— Start Raw data —

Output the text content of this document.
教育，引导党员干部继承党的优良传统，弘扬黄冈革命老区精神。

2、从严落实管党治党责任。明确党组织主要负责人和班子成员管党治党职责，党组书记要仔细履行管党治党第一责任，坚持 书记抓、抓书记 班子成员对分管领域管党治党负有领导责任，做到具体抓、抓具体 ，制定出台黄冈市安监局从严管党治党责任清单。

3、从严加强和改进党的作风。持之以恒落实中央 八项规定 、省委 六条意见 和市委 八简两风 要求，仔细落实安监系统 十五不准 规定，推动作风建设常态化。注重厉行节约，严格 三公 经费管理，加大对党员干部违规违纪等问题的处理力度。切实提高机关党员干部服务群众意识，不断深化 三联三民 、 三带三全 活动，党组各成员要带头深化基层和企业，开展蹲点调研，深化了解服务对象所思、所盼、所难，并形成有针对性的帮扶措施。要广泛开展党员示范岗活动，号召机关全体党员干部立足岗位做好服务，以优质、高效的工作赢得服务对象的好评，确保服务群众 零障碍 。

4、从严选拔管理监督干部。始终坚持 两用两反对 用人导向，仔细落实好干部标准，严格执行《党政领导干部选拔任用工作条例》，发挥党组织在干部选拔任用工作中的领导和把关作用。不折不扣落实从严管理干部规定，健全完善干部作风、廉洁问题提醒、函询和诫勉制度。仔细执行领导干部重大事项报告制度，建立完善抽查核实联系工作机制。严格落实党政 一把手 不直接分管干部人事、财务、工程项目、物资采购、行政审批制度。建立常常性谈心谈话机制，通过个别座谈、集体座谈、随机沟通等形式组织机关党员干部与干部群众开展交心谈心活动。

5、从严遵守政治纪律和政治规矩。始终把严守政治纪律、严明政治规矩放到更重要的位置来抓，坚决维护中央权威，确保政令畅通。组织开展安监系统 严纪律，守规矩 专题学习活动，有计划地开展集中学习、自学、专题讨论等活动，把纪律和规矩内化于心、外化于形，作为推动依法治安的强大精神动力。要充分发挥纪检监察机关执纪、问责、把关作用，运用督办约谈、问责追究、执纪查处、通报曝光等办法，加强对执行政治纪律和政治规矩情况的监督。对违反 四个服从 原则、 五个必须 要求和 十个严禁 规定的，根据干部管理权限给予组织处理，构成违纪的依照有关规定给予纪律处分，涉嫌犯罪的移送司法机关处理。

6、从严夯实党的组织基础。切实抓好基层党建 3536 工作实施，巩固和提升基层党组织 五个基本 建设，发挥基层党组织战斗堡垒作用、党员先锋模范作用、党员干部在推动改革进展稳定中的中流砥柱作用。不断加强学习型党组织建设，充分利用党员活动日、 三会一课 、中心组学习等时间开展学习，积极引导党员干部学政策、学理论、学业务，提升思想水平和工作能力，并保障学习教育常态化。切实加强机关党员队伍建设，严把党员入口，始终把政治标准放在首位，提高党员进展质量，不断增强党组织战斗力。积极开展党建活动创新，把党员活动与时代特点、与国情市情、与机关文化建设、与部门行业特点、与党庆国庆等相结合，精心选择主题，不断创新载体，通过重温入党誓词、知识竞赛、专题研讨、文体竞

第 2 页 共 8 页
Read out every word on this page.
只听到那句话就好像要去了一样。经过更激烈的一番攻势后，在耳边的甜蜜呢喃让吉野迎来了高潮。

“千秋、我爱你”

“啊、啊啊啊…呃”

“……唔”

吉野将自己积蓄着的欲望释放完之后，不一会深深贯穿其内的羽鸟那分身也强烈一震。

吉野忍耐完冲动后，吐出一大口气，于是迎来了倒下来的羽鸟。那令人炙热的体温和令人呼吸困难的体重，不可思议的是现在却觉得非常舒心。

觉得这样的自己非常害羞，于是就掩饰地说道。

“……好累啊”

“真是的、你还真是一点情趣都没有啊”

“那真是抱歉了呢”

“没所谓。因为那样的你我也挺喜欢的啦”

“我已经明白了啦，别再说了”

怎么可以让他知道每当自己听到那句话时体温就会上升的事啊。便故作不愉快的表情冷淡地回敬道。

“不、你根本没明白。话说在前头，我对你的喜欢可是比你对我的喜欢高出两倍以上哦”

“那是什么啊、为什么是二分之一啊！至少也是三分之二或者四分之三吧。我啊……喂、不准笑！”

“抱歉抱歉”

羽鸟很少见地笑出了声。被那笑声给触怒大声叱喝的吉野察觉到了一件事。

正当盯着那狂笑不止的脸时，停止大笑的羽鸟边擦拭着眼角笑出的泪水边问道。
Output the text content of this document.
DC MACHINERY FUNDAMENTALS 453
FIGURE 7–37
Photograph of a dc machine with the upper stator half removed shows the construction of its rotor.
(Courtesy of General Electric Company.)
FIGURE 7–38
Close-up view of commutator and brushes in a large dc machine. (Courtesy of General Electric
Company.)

— End Raw data —

* _What this task involves_: Return exactly the lines from the one containing "Read out every word on this page." through the last line of the records above, both included, and nothing else.

* _Solution to this exercise_:
Read out every word on this page.
只听到那句话就好像要去了一样。经过更激烈的一番攻势后，在耳边的甜蜜呢喃让吉野迎来了高潮。

“千秋、我爱你”

“啊、啊啊啊…呃”

“……唔”

吉野将自己积蓄着的欲望释放完之后，不一会深深贯穿其内的羽鸟那分身也强烈一震。

吉野忍耐完冲动后，吐出一大口气，于是迎来了倒下来的羽鸟。那令人炙热的体温和令人呼吸困难的体重，不可思议的是现在却觉得非常舒心。

觉得这样的自己非常害羞，于是就掩饰地说道。

“……好累啊”

“真是的、你还真是一点情趣都没有啊”

“那真是抱歉了呢”

“没所谓。因为那样的你我也挺喜欢的啦”

“我已经明白了啦，别再说了”

怎么可以让他知道每当自己听到那句话时体温就会上升的事啊。便故作不愉快的表情冷淡地回敬道。

“不、你根本没明白。话说在前头，我对你的喜欢可是比你对我的喜欢高出两倍以上哦”

“那是什么啊、为什么是二分之一啊！至少也是三分之二或者四分之三吧。我啊……喂、不准笑！”

“抱歉抱歉”

羽鸟很少见地笑出了声。被那笑声给触怒大声叱喝的吉野察觉到了一件事。

正当盯着那狂笑不止的脸时，停止大笑的羽鸟边擦拭着眼角笑出的泪水边问道。
Output the text content of this document.
DC MACHINERY FUNDAMENTALS 453
FIGURE 7–37
Photograph of a dc machine with the upper stator half removed shows the construction of its rotor.
(Courtesy of General Electric Company.)
FIGURE 7–38
Close-up view of commutator and brushes in a large dc machine. (Courtesy of General Electric
Company.)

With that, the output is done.